Rows:
-- Begin --

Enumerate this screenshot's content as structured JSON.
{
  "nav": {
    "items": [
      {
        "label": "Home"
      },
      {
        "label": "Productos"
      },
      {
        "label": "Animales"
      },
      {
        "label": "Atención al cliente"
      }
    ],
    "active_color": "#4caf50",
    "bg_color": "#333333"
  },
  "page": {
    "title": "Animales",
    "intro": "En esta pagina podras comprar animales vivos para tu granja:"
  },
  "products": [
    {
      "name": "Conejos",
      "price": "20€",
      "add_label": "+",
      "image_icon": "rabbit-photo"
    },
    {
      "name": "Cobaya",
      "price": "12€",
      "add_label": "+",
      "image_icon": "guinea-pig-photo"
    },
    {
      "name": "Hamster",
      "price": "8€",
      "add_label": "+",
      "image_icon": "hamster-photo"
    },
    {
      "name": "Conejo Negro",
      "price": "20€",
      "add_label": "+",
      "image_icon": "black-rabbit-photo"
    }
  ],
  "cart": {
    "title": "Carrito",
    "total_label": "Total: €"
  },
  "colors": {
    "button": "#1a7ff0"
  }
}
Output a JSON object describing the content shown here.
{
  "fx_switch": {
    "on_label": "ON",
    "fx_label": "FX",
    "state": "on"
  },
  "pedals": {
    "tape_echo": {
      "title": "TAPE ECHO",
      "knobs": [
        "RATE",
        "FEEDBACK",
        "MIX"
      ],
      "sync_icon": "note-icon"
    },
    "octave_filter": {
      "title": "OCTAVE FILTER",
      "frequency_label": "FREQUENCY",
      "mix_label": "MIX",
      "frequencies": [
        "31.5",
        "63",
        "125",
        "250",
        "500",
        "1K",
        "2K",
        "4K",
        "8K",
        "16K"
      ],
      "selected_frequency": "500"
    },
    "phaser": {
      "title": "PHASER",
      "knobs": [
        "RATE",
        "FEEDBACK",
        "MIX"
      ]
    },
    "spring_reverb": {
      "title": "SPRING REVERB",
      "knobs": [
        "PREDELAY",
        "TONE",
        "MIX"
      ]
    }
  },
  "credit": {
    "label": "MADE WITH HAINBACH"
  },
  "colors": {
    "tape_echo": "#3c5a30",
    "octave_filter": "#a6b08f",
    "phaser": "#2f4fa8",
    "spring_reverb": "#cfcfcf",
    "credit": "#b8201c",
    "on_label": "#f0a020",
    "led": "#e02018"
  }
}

-- End --

To be done: Write out every entry exactly as given.

Response below:
Enumerate this screenshot's content as structured JSON.
{
  "nav": {
    "items": [
      {
        "label": "Home"
      },
      {
        "label": "Productos"
      },
      {
        "label": "Animales"
      },
      {
        "label": "Atención al cliente"
      }
    ],
    "active_color": "#4caf50",
    "bg_color": "#333333"
  },
  "page": {
    "title": "Animales",
    "intro": "En esta pagina podras comprar animales vivos para tu granja:"
  },
  "products": [
    {
      "name": "Conejos",
      "price": "20€",
      "add_label": "+",
      "image_icon": "rabbit-photo"
    },
    {
      "name": "Cobaya",
      "price": "12€",
      "add_label": "+",
      "image_icon": "guinea-pig-photo"
    },
    {
      "name": "Hamster",
      "price": "8€",
      "add_label": "+",
      "image_icon": "hamster-photo"
    },
    {
      "name": "Conejo Negro",
      "price": "20€",
      "add_label": "+",
      "image_icon": "black-rabbit-photo"
    }
  ],
  "cart": {
    "title": "Carrito",
    "total_label": "Total: €"
  },
  "colors": {
    "button": "#1a7ff0"
  }
}
Output a JSON object describing the content shown here.
{
  "fx_switch": {
    "on_label": "ON",
    "fx_label": "FX",
    "state": "on"
  },
  "pedals": {
    "tape_echo": {
      "title": "TAPE ECHO",
      "knobs": [
        "RATE",
        "FEEDBACK",
        "MIX"
      ],
      "sync_icon": "note-icon"
    },
    "octave_filter": {
      "title": "OCTAVE FILTER",
      "frequency_label": "FREQUENCY",
      "mix_label": "MIX",
      "frequencies": [
        "31.5",
        "63",
        "125",
        "250",
        "500",
        "1K",
        "2K",
        "4K",
        "8K",
        "16K"
      ],
      "selected_frequency": "500"
    },
    "phaser": {
      "title": "PHASER",
      "knobs": [
        "RATE",
        "FEEDBACK",
        "MIX"
      ]
    },
    "spring_reverb": {
      "title": "SPRING REVERB",
      "knobs": [
        "PREDELAY",
        "TONE",
        "MIX"
      ]
    }
  },
  "credit": {
    "label": "MADE WITH HAINBACH"
  },
  "colors": {
    "tape_echo": "#3c5a30",
    "octave_filter": "#a6b08f",
    "phaser": "#2f4fa8",
    "spring_reverb": "#cfcfcf",
    "credit": "#b8201c",
    "on_label": "#f0a020",
    "led": "#e02018"
  }
}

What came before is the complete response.